SET EXERCISE:
Write the data out again, exactly as given.

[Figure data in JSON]
───

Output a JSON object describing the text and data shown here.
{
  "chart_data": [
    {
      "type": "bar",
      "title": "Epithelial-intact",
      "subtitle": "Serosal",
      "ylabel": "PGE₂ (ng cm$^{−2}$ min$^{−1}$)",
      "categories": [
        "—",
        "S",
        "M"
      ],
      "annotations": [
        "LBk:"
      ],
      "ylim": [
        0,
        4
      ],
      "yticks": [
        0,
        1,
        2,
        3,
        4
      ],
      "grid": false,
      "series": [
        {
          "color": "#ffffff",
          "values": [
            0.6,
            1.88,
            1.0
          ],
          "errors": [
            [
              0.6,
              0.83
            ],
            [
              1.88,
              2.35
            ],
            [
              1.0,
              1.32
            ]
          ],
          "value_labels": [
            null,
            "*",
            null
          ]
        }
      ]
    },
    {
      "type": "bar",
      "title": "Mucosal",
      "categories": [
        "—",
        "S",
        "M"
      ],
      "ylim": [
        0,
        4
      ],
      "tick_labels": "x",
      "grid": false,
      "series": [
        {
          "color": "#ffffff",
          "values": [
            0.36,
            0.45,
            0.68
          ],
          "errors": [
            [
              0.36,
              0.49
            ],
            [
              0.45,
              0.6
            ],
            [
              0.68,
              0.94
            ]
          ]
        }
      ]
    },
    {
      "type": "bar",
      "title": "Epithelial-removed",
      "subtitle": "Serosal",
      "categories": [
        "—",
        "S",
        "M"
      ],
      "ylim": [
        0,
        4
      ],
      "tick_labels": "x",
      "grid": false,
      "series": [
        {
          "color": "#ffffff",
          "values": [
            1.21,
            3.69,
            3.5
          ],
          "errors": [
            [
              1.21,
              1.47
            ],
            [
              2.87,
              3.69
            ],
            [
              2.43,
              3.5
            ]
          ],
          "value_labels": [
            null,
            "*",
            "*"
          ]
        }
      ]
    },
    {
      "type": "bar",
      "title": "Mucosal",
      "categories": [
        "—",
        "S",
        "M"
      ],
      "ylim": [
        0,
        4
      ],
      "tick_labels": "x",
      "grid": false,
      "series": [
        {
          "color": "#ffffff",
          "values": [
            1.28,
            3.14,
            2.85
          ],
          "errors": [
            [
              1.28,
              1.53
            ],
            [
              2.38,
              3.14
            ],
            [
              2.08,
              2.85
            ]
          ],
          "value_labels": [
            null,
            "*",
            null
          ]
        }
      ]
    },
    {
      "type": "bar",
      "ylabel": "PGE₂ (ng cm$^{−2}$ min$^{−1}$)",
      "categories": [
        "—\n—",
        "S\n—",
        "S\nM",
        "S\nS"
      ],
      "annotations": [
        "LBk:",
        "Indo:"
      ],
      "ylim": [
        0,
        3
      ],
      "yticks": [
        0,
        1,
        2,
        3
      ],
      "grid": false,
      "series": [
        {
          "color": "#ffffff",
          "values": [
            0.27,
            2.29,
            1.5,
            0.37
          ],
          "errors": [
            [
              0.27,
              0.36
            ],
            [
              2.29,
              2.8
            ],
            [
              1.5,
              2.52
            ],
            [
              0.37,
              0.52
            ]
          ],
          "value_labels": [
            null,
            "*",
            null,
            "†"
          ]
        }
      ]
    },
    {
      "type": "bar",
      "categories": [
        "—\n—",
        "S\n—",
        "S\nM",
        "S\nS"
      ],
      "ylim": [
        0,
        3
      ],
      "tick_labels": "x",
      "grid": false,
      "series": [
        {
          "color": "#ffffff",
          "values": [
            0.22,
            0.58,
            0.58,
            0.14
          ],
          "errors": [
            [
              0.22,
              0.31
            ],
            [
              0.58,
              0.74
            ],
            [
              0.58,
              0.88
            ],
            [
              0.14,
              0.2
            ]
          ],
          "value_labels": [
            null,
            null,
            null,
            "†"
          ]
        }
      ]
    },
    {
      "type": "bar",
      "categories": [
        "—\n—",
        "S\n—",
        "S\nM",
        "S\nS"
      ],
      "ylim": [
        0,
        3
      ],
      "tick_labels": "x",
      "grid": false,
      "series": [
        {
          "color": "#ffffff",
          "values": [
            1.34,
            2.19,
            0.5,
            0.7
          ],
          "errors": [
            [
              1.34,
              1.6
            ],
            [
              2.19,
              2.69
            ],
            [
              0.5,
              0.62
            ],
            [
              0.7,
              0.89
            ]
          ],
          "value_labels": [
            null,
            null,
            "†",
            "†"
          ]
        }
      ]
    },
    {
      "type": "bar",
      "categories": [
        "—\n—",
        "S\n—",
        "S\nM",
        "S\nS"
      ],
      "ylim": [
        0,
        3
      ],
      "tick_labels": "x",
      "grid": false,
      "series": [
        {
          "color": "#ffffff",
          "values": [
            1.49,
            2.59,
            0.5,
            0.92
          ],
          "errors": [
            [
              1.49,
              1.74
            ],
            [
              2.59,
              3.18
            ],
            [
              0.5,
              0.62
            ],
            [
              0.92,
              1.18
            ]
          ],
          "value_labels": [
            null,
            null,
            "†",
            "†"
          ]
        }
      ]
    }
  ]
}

───

TASK OUTPUT:
Output a JSON object describing the text and data shown here.
{
  "chart_data": [
    {
      "type": "bar",
      "title": "Epithelial-intact",
      "subtitle": "Serosal",
      "ylabel": "PGE₂ (ng cm$^{−2}$ min$^{−1}$)",
      "categories": [
        "—",
        "S",
        "M"
      ],
      "annotations": [
        "LBk:"
      ],
      "ylim": [
        0,
        4
      ],
      "yticks": [
        0,
        1,
        2,
        3,
        4
      ],
      "grid": false,
      "series": [
        {
          "color": "#ffffff",
          "values": [
            0.6,
            1.88,
            1.0
          ],
          "errors": [
            [
              0.6,
              0.83
            ],
            [
              1.88,
              2.35
            ],
            [
              1.0,
              1.32
            ]
          ],
          "value_labels": [
            null,
            "*",
            null
          ]
        }
      ]
    },
    {
      "type": "bar",
      "title": "Mucosal",
      "categories": [
        "—",
        "S",
        "M"
      ],
      "ylim": [
        0,
        4
      ],
      "tick_labels": "x",
      "grid": false,
      "series": [
        {
          "color": "#ffffff",
          "values": [
            0.36,
            0.45,
            0.68
          ],
          "errors": [
            [
              0.36,
              0.49
            ],
            [
              0.45,
              0.6
            ],
            [
              0.68,
              0.94
            ]
          ]
        }
      ]
    },
    {
      "type": "bar",
      "title": "Epithelial-removed",
      "subtitle": "Serosal",
      "categories": [
        "—",
        "S",
        "M"
      ],
      "ylim": [
        0,
        4
      ],
      "tick_labels": "x",
      "grid": false,
      "series": [
        {
          "color": "#ffffff",
          "values": [
            1.21,
            3.69,
            3.5
          ],
          "errors": [
            [
              1.21,
              1.47
            ],
            [
              2.87,
              3.69
            ],
            [
              2.43,
              3.5
            ]
          ],
          "value_labels": [
            null,
            "*",
            "*"
          ]
        }
      ]
    },
    {
      "type": "bar",
      "title": "Mucosal",
      "categories": [
        "—",
        "S",
        "M"
      ],
      "ylim": [
        0,
        4
      ],
      "tick_labels": "x",
      "grid": false,
      "series": [
        {
          "color": "#ffffff",
          "values": [
            1.28,
            3.14,
            2.85
          ],
          "errors": [
            [
              1.28,
              1.53
            ],
            [
              2.38,
              3.14
            ],
            [
              2.08,
              2.85
            ]
          ],
          "value_labels": [
            null,
            "*",
            null
          ]
        }
      ]
    },
    {
      "type": "bar",
      "ylabel": "PGE₂ (ng cm$^{−2}$ min$^{−1}$)",
      "categories": [
        "—\n—",
        "S\n—",
        "S\nM",
        "S\nS"
      ],
      "annotations": [
        "LBk:",
        "Indo:"
      ],
      "ylim": [
        0,
        3
      ],
      "yticks": [
        0,
        1,
        2,
        3
      ],
      "grid": false,
      "series": [
        {
          "color": "#ffffff",
          "values": [
            0.27,
            2.29,
            1.5,
            0.37
          ],
          "errors": [
            [
              0.27,
              0.36
            ],
            [
              2.29,
              2.8
            ],
            [
              1.5,
              2.52
            ],
            [
              0.37,
              0.52
            ]
          ],
          "value_labels": [
            null,
            "*",
            null,
            "†"
          ]
        }
      ]
    },
    {
      "type": "bar",
      "categories": [
        "—\n—",
        "S\n—",
        "S\nM",
        "S\nS"
      ],
      "ylim": [
        0,
        3
      ],
      "tick_labels": "x",
      "grid": false,
      "series": [
        {
          "color": "#ffffff",
          "values": [
            0.22,
            0.58,
            0.58,
            0.14
          ],
          "errors": [
            [
              0.22,
              0.31
            ],
            [
              0.58,
              0.74
            ],
            [
              0.58,
              0.88
            ],
            [
              0.14,
              0.2
            ]
          ],
          "value_labels": [
            null,
            null,
            null,
            "†"
          ]
        }
      ]
    },
    {
      "type": "bar",
      "categories": [
        "—\n—",
        "S\n—",
        "S\nM",
        "S\nS"
      ],
      "ylim": [
        0,
        3
      ],
      "tick_labels": "x",
      "grid": false,
      "series": [
        {
          "color": "#ffffff",
          "values": [
            1.34,
            2.19,
            0.5,
            0.7
          ],
          "errors": [
            [
              1.34,
              1.6
            ],
            [
              2.19,
              2.69
            ],
            [
              0.5,
              0.62
            ],
            [
              0.7,
              0.89
            ]
          ],
          "value_labels": [
            null,
            null,
            "†",
            "†"
          ]
        }
      ]
    },
    {
      "type": "bar",
      "categories": [
        "—\n—",
        "S\n—",
        "S\nM",
        "S\nS"
      ],
      "ylim": [
        0,
        3
      ],
      "tick_labels": "x",
      "grid": false,
      "series": [
        {
          "color": "#ffffff",
          "values": [
            1.49,
            2.59,
            0.5,
            0.92
          ],
          "errors": [
            [
              1.49,
              1.74
            ],
            [
              2.59,
              3.18
            ],
            [
              0.5,
              0.62
            ],
            [
              0.92,
              1.18
            ]
          ],
          "value_labels": [
            null,
            null,
            "†",
            "†"
          ]
        }
      ]
    }
  ]
}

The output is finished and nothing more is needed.